(Directions): Your task is to extract the lines from the one holding "Extract all readable text from this page." through the end of the material. Set them down exactly and add nothing.

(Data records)

::::::

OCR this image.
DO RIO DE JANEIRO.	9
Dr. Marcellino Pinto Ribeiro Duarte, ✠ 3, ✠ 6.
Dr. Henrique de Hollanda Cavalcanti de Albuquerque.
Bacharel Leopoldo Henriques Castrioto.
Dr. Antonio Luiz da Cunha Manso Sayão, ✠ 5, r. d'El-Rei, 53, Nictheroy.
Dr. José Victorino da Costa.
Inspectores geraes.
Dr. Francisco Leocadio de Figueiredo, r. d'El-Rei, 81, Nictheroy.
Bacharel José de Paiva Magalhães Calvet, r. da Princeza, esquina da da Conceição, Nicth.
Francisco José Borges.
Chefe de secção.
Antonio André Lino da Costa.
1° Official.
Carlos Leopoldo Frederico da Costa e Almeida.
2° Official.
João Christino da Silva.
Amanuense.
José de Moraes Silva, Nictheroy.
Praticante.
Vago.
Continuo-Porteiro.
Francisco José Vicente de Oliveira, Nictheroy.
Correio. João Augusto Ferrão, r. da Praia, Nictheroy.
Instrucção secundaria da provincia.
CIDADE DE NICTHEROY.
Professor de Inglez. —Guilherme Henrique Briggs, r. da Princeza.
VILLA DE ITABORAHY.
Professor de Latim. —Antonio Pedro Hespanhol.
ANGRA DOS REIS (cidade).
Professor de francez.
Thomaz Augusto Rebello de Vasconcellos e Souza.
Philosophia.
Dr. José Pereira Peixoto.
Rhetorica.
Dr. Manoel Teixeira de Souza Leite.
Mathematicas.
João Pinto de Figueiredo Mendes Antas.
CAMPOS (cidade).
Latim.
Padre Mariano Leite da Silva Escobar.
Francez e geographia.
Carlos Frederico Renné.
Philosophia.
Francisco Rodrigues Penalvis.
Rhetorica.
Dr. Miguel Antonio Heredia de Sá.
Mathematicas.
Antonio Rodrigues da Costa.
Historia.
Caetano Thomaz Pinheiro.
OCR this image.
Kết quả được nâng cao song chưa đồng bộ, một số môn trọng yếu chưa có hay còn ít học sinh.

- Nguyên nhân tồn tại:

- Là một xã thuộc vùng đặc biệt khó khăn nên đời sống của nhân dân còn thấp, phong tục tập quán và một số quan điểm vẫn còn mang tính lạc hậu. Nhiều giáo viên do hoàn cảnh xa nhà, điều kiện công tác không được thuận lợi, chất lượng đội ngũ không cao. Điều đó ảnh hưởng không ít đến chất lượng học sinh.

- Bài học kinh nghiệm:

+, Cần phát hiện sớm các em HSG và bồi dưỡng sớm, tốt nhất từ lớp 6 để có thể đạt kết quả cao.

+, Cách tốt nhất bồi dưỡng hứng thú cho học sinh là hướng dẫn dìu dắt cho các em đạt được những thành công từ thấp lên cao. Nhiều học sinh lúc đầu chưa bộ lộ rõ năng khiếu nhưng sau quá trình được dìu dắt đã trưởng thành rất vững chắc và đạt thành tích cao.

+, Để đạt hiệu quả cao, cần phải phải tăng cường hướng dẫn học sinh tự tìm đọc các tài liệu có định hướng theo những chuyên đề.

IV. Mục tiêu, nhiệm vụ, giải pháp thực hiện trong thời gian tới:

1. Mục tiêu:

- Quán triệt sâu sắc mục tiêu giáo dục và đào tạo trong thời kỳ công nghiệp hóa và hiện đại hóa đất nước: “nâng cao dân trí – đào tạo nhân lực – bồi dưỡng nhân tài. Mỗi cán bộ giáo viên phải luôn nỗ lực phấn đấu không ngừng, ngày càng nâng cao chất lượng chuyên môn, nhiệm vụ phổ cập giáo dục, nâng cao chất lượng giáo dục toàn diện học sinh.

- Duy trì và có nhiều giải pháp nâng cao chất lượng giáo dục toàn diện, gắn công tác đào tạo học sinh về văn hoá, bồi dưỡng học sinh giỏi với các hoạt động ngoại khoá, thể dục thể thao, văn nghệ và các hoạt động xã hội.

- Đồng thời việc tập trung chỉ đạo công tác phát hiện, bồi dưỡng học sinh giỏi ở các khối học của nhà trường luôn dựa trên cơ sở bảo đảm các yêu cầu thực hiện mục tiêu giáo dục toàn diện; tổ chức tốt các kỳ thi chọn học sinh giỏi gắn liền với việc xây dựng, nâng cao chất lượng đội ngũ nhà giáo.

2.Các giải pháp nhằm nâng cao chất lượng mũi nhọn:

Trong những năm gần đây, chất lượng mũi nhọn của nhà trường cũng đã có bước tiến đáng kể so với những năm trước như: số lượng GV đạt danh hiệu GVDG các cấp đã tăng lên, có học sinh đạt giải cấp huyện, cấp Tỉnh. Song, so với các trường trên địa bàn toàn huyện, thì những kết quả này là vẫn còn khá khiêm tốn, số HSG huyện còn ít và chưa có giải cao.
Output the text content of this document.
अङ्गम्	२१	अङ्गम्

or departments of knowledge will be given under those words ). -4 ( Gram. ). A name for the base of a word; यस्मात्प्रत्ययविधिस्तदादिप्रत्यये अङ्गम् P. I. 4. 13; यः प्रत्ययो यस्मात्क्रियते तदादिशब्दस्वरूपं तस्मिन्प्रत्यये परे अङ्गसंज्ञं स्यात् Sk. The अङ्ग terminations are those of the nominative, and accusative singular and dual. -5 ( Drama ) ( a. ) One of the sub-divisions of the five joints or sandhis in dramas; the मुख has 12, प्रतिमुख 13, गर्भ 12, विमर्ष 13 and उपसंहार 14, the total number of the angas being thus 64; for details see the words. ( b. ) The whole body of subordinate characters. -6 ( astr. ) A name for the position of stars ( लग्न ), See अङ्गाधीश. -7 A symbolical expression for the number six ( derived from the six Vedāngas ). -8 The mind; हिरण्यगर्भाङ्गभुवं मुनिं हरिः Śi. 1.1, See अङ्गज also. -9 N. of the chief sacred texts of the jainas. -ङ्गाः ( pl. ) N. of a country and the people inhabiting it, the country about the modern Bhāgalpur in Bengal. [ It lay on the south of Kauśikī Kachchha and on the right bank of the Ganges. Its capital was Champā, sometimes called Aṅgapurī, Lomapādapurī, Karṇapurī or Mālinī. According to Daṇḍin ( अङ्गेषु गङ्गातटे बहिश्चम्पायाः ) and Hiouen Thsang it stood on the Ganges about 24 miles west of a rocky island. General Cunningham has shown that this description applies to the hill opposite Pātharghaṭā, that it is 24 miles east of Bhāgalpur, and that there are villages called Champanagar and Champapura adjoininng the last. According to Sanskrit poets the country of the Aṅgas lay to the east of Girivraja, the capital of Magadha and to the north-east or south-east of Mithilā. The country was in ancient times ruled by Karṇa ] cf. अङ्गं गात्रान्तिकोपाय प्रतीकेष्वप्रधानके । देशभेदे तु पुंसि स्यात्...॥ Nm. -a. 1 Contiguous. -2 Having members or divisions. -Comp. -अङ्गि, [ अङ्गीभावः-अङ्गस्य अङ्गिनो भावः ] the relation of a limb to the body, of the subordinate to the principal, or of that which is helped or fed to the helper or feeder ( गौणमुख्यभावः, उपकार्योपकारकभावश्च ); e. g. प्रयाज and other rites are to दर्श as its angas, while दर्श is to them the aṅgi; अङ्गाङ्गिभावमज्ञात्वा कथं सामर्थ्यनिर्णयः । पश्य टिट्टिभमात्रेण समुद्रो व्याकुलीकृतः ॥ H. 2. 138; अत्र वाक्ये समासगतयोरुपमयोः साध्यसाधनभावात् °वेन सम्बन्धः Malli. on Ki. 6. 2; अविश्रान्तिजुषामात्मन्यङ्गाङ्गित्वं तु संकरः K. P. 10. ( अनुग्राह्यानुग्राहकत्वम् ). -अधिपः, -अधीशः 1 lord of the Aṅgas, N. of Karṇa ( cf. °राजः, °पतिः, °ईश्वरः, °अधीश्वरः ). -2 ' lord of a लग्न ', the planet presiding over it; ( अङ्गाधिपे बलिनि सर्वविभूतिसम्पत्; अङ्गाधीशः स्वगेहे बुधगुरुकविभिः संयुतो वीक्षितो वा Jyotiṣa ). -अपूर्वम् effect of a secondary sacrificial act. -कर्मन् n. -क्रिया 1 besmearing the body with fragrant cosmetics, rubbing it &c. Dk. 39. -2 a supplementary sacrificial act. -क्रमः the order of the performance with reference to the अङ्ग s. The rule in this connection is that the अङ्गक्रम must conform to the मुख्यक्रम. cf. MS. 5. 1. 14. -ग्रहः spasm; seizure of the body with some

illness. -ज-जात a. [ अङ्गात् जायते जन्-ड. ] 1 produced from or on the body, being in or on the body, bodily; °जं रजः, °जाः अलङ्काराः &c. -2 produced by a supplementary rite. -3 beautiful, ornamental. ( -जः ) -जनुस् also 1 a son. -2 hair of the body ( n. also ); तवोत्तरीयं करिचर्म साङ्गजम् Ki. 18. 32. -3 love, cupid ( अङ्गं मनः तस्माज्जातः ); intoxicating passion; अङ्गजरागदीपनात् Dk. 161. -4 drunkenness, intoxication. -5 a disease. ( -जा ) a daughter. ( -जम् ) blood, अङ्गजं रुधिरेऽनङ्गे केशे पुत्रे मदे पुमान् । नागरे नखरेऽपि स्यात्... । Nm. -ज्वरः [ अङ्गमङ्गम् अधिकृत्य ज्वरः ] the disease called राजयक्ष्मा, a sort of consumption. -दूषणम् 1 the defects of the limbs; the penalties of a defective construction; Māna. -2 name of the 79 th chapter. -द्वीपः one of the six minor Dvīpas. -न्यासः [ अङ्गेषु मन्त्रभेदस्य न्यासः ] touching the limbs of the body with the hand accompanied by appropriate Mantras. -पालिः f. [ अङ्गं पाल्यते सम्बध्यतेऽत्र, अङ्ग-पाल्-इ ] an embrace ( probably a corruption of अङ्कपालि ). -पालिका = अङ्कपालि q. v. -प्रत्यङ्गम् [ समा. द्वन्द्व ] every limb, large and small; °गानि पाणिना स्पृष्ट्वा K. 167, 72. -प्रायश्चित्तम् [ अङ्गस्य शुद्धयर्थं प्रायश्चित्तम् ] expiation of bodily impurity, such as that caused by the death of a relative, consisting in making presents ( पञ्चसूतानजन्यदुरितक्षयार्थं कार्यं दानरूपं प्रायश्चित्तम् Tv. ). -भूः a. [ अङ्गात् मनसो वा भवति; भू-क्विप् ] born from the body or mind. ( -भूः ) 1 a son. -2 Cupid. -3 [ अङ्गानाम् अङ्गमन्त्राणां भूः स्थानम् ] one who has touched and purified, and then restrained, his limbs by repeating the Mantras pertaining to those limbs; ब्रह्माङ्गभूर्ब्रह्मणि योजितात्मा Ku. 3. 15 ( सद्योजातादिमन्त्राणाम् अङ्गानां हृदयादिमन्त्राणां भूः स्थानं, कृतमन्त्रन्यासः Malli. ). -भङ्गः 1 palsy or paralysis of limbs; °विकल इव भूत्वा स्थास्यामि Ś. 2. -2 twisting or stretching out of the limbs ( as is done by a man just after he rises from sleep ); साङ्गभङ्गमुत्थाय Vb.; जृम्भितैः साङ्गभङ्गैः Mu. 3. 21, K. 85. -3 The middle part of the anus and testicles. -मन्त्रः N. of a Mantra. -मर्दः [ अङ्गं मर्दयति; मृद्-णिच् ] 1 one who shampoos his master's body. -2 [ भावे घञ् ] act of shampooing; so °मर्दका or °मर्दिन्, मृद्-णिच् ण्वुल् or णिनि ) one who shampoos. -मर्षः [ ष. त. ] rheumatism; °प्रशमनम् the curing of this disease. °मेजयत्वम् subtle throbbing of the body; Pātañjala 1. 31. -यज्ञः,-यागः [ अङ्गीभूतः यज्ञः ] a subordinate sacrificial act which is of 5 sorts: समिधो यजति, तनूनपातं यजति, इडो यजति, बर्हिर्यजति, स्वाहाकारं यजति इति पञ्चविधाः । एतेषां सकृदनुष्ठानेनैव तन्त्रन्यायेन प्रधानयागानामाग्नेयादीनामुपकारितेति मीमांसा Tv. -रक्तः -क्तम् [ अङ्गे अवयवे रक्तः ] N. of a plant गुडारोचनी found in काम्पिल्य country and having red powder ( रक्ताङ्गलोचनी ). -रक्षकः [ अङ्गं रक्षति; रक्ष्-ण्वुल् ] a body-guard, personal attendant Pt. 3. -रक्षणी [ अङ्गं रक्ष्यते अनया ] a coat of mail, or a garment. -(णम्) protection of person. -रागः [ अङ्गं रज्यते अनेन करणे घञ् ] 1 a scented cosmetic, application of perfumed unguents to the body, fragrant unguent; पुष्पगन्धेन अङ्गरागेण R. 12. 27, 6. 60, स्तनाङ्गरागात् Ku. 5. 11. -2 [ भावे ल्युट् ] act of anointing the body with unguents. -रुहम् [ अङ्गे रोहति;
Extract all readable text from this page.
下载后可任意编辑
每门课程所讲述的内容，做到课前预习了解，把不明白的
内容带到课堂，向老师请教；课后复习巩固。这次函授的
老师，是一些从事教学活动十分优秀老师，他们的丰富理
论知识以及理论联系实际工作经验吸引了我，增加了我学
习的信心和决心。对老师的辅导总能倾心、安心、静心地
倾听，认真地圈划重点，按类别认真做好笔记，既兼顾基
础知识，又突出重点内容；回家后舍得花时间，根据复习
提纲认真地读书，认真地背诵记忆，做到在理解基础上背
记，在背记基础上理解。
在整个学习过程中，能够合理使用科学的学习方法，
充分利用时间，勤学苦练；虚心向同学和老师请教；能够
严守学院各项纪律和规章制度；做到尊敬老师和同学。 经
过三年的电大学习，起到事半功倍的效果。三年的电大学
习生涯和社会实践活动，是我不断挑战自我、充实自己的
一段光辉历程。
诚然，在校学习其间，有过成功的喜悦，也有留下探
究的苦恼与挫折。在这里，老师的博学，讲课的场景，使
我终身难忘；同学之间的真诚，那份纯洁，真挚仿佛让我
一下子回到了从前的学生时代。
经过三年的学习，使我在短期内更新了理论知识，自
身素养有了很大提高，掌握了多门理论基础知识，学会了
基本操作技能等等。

::::::

(Result below):
Extract all readable text from this page.
下载后可任意编辑
每门课程所讲述的内容，做到课前预习了解，把不明白的
内容带到课堂，向老师请教；课后复习巩固。这次函授的
老师，是一些从事教学活动十分优秀老师，他们的丰富理
论知识以及理论联系实际工作经验吸引了我，增加了我学
习的信心和决心。对老师的辅导总能倾心、安心、静心地
倾听，认真地圈划重点，按类别认真做好笔记，既兼顾基
础知识，又突出重点内容；回家后舍得花时间，根据复习
提纲认真地读书，认真地背诵记忆，做到在理解基础上背
记，在背记基础上理解。
在整个学习过程中，能够合理使用科学的学习方法，
充分利用时间，勤学苦练；虚心向同学和老师请教；能够
严守学院各项纪律和规章制度；做到尊敬老师和同学。 经
过三年的电大学习，起到事半功倍的效果。三年的电大学
习生涯和社会实践活动，是我不断挑战自我、充实自己的
一段光辉历程。
诚然，在校学习其间，有过成功的喜悦，也有留下探
究的苦恼与挫折。在这里，老师的博学，讲课的场景，使
我终身难忘；同学之间的真诚，那份纯洁，真挚仿佛让我
一下子回到了从前的学生时代。
经过三年的学习，使我在短期内更新了理论知识，自
身素养有了很大提高，掌握了多门理论基础知识，学会了
基本操作技能等等。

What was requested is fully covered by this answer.